Transcribe all of the material exactly.

---------------

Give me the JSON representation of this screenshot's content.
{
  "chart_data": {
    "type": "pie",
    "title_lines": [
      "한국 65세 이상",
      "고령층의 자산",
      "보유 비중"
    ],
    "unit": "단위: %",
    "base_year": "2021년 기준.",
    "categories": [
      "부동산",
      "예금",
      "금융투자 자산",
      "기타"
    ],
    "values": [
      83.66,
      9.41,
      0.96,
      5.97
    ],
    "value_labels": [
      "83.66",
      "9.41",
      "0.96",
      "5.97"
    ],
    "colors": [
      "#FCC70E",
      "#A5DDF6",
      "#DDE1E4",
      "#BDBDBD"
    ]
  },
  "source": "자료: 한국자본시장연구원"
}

---------------

### TASK OUTPUT
Give me the JSON representation of this screenshot's content.
{
  "chart_data": {
    "type": "pie",
    "title_lines": [
      "한국 65세 이상",
      "고령층의 자산",
      "보유 비중"
    ],
    "unit": "단위: %",
    "base_year": "2021년 기준.",
    "categories": [
      "부동산",
      "예금",
      "금융투자 자산",
      "기타"
    ],
    "values": [
      83.66,
      9.41,
      0.96,
      5.97
    ],
    "value_labels": [
      "83.66",
      "9.41",
      "0.96",
      "5.97"
    ],
    "colors": [
      "#FCC70E",
      "#A5DDF6",
      "#DDE1E4",
      "#BDBDBD"
    ]
  },
  "source": "자료: 한국자본시장연구원"
}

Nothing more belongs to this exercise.